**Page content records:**
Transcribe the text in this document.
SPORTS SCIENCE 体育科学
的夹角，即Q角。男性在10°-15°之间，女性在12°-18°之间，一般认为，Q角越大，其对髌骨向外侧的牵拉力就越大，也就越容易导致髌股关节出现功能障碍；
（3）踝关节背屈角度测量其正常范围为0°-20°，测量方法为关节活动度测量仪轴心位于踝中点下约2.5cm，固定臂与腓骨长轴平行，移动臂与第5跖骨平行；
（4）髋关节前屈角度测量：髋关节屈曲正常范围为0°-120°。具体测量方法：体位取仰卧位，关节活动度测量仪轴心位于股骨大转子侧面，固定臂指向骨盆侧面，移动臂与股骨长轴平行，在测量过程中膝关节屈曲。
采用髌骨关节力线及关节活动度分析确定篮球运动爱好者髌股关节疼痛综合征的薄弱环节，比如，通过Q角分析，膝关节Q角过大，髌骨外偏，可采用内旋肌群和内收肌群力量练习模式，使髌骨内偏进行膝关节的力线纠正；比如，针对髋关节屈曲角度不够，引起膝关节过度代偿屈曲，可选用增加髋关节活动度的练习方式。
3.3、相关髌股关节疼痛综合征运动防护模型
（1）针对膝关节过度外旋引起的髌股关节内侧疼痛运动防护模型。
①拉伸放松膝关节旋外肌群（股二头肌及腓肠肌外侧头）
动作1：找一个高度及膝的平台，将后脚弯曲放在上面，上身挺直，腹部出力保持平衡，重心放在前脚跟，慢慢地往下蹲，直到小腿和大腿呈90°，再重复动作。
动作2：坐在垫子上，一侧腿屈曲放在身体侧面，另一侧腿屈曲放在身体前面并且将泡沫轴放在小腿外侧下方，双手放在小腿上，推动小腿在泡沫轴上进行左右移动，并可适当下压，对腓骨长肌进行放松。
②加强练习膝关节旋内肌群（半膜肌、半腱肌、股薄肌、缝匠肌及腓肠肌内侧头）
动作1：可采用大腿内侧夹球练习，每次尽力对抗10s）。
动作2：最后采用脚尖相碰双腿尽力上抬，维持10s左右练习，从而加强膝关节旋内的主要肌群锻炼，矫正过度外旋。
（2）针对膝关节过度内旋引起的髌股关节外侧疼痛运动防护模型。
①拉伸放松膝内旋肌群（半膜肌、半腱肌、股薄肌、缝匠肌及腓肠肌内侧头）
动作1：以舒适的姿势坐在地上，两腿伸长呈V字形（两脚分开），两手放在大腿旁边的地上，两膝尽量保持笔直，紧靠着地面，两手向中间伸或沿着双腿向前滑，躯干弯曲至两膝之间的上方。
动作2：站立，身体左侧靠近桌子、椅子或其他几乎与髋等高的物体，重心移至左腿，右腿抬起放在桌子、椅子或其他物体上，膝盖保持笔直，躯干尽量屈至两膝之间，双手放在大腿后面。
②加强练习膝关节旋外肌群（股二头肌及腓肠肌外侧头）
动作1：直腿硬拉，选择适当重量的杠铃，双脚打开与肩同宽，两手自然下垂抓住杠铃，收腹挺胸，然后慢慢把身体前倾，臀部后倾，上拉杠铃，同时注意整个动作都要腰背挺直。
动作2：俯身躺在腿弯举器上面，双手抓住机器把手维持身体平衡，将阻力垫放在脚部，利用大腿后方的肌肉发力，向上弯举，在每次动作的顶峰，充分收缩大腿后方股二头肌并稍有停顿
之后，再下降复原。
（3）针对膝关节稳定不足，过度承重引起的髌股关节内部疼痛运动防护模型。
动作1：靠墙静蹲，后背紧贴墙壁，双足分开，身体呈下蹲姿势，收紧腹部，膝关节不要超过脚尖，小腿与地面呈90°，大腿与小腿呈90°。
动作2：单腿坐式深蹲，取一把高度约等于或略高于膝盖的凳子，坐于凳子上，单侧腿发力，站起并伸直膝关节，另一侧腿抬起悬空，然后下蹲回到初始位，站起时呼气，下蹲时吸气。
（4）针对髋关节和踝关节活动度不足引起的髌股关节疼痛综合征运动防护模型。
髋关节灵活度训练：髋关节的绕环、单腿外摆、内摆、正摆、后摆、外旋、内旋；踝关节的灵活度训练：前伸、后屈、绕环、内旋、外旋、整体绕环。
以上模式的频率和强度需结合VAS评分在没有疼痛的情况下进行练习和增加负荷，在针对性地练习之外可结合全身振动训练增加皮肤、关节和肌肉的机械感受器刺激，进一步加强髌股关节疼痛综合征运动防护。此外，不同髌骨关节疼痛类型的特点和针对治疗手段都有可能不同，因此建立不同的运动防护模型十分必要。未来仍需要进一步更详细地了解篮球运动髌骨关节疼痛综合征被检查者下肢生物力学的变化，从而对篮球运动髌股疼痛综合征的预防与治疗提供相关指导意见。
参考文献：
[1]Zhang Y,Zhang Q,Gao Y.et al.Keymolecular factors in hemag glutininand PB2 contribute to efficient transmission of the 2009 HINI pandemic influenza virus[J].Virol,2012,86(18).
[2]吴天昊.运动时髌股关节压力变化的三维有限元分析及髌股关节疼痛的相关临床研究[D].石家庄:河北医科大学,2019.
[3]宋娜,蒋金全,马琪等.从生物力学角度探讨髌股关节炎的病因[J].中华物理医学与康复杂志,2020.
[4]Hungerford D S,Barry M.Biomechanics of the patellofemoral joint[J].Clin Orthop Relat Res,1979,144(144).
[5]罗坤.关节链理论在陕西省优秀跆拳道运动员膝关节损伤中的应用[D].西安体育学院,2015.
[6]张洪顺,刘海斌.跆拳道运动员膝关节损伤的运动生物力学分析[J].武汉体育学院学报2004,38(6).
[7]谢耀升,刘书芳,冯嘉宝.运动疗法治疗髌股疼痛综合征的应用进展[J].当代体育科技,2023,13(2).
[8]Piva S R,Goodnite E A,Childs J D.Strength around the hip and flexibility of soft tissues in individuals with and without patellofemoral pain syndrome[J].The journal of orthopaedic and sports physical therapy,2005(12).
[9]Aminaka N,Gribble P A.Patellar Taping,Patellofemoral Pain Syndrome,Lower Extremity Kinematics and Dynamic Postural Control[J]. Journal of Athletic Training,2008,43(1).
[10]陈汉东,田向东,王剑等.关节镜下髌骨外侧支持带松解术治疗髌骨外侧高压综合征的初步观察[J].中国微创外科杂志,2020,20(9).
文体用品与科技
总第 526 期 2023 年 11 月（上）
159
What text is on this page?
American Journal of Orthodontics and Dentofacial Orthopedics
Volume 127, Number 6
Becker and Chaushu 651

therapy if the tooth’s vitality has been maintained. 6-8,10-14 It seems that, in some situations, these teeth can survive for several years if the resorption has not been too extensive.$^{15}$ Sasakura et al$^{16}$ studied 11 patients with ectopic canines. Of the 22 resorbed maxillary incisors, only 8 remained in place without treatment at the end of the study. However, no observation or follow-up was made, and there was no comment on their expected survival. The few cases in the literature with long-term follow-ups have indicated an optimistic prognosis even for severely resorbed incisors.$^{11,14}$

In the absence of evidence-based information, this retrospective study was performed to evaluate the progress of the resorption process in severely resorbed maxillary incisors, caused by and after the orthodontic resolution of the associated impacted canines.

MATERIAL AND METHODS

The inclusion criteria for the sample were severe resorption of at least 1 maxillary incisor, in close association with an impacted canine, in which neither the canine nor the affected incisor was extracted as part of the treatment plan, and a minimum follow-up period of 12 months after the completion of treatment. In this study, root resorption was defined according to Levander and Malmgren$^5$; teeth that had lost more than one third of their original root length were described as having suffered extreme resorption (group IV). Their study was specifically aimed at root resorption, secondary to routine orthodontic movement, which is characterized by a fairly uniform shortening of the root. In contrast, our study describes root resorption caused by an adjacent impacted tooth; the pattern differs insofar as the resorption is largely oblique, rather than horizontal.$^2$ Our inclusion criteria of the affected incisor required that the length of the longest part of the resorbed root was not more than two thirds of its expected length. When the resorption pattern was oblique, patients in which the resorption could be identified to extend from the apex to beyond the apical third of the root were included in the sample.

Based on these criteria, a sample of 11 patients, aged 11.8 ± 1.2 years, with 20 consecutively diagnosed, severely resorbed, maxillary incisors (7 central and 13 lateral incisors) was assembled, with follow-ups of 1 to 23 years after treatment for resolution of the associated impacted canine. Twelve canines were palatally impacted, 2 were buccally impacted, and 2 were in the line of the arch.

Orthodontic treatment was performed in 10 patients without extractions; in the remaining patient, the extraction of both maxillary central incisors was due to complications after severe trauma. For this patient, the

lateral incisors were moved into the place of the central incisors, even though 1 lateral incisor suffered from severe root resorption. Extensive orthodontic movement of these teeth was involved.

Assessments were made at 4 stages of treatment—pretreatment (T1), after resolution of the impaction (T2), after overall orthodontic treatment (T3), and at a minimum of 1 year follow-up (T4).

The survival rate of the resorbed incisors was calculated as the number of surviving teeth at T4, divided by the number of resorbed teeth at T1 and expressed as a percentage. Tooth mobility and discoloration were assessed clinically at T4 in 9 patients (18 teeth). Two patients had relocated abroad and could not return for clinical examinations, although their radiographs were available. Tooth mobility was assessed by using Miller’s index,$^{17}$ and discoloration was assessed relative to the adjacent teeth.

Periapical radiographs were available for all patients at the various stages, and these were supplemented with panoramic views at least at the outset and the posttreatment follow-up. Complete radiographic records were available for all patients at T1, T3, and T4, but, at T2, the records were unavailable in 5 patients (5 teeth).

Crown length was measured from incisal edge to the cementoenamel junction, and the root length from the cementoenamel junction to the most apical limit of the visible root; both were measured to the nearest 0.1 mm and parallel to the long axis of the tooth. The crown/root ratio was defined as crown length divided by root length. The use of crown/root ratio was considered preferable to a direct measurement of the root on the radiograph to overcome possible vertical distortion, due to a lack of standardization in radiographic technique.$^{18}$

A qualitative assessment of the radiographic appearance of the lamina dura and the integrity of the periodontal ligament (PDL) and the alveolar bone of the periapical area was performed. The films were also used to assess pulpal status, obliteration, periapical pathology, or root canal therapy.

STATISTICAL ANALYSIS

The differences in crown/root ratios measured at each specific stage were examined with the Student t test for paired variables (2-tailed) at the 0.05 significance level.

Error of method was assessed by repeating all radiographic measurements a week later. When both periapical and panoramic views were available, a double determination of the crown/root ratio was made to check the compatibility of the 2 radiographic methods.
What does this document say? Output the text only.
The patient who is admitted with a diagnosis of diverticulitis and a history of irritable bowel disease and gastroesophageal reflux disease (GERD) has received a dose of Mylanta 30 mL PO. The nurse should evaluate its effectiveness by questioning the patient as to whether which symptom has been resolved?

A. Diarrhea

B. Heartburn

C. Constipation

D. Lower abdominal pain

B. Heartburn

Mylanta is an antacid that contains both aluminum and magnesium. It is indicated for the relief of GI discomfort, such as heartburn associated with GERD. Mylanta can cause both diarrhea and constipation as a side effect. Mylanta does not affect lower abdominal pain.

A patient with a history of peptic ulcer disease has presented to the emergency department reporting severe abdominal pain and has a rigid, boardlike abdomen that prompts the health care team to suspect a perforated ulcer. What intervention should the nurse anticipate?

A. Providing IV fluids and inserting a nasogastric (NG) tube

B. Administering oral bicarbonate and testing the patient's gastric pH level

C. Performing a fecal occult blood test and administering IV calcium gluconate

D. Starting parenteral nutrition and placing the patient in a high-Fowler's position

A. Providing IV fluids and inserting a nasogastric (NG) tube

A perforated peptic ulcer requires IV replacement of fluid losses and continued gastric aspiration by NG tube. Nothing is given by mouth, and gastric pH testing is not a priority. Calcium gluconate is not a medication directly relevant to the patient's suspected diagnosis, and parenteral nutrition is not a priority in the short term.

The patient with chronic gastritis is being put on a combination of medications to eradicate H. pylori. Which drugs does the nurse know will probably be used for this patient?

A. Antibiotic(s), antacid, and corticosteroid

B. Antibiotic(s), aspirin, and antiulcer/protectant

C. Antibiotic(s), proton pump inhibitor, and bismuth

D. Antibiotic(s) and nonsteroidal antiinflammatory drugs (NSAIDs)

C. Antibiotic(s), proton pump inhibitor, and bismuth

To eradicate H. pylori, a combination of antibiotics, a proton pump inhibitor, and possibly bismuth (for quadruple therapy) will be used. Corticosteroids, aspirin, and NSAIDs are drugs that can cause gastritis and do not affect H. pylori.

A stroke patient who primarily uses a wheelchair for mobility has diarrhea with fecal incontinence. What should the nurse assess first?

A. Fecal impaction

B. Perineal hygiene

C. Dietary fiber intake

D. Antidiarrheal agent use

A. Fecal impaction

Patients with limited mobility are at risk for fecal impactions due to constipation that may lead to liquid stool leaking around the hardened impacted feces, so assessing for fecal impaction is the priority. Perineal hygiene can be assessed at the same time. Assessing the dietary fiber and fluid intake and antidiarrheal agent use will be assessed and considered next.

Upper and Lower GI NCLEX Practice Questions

**Problem statement:**
Scan the entries above and return each line that holds "associated".

**Reply to the exercise:**
In the absence of evidence-based information, this retrospective study was performed to evaluate the progress of the resorption process in severely resorbed maxillary incisors, caused by and after the orthodontic resolution of the associated impacted canines.
Based on these criteria, a sample of 11 patients, aged 11.8 ± 1.2 years, with 20 consecutively diagnosed, severely resorbed, maxillary incisors (7 central and 13 lateral incisors) was assembled, with follow-ups of 1 to 23 years after treatment for resolution of the associated impacted canine. Twelve canines were palatally impacted, 2 were buccally impacted, and 2 were in the line of the arch.
Mylanta is an antacid that contains both aluminum and magnesium. It is indicated for the relief of GI discomfort, such as heartburn associated with GERD. Mylanta can cause both diarrhea and constipation as a side effect. Mylanta does not affect lower abdominal pain.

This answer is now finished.